— Problem details —
Scan the entries below for the string "Hepatoma" and copy every line where it turns up.
- - - - -
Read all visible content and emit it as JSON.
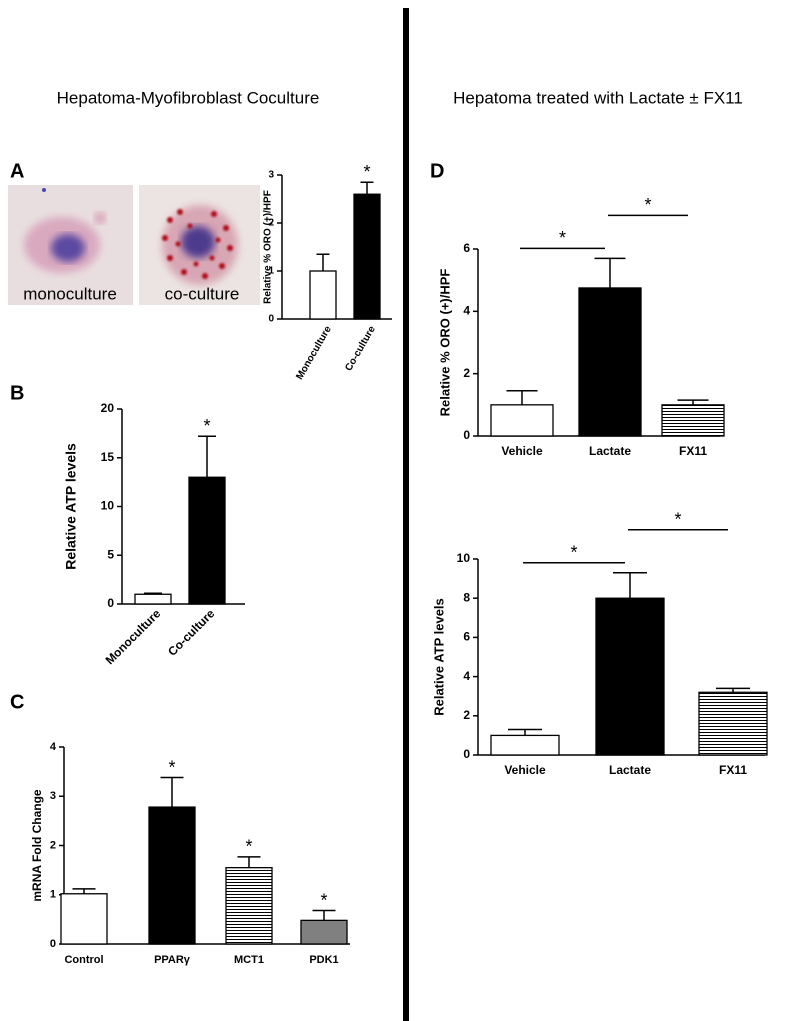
{
  "headers": {
    "left": "Hepatoma-Myofibroblast Coculture",
    "right": "Hepatoma treated with Lactate ± FX11"
  },
  "panel_labels": [
    "A",
    "B",
    "C",
    "D"
  ],
  "image_labels": [
    "monoculture",
    "co-culture"
  ],
  "chart_data": [
    {
      "type": "bar",
      "y_label": "Relative % ORO (+)/HPF",
      "categories": [
        "Monoculture",
        "Co-culture"
      ],
      "values": [
        1.0,
        2.6
      ],
      "errors": [
        0.35,
        0.25
      ],
      "colors": [
        "#ffffff",
        "#000000"
      ],
      "ylim": [
        0,
        3
      ],
      "yticks": [
        0,
        1,
        2,
        3
      ],
      "significance": [
        null,
        "*"
      ]
    },
    {
      "type": "bar",
      "y_label": "Relative ATP levels",
      "categories": [
        "Monoculture",
        "Co-culture"
      ],
      "values": [
        1.0,
        13.0
      ],
      "errors": [
        0.1,
        4.2
      ],
      "colors": [
        "#ffffff",
        "#000000"
      ],
      "ylim": [
        0,
        20
      ],
      "yticks": [
        0,
        5,
        10,
        15,
        20
      ],
      "significance": [
        null,
        "*"
      ]
    },
    {
      "type": "bar",
      "y_label": "mRNA Fold  Change",
      "categories": [
        "Control",
        "PPARγ",
        "MCT1",
        "PDK1"
      ],
      "values": [
        1.02,
        2.78,
        1.55,
        0.48
      ],
      "errors": [
        0.1,
        0.6,
        0.22,
        0.2
      ],
      "colors": [
        "#ffffff",
        "#000000",
        "stripes",
        "#808080"
      ],
      "ylim": [
        0,
        4
      ],
      "yticks": [
        0,
        1,
        2,
        3,
        4
      ],
      "significance": [
        null,
        "*",
        "*",
        "*"
      ]
    },
    {
      "type": "bar",
      "y_label": "Relative % ORO (+)/HPF",
      "categories": [
        "Vehicle",
        "Lactate",
        "FX11"
      ],
      "values": [
        1.0,
        4.75,
        1.0
      ],
      "errors": [
        0.45,
        0.95,
        0.15
      ],
      "colors": [
        "#ffffff",
        "#000000",
        "stripes"
      ],
      "ylim": [
        0,
        6
      ],
      "yticks": [
        0,
        2,
        4,
        6
      ],
      "comparisons": [
        {
          "label": "*",
          "between": [
            "Vehicle",
            "Lactate"
          ]
        },
        {
          "label": "*",
          "between": [
            "Lactate",
            "FX11"
          ]
        }
      ]
    },
    {
      "type": "bar",
      "y_label": "Relative ATP levels",
      "categories": [
        "Vehicle",
        "Lactate",
        "FX11"
      ],
      "values": [
        1.0,
        8.0,
        3.2
      ],
      "errors": [
        0.3,
        1.3,
        0.2
      ],
      "colors": [
        "#ffffff",
        "#000000",
        "stripes"
      ],
      "ylim": [
        0,
        10
      ],
      "yticks": [
        0,
        2,
        4,
        6,
        8,
        10
      ],
      "comparisons": [
        {
          "label": "*",
          "between": [
            "Vehicle",
            "Lactate"
          ]
        },
        {
          "label": "*",
          "between": [
            "Lactate",
            "FX11"
          ]
        }
      ]
    }
  ]
}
- - - - -
— Solution to this problem —
    "left": "Hepatoma-Myofibroblast Coculture",
    "right": "Hepatoma treated with Lactate ± FX11"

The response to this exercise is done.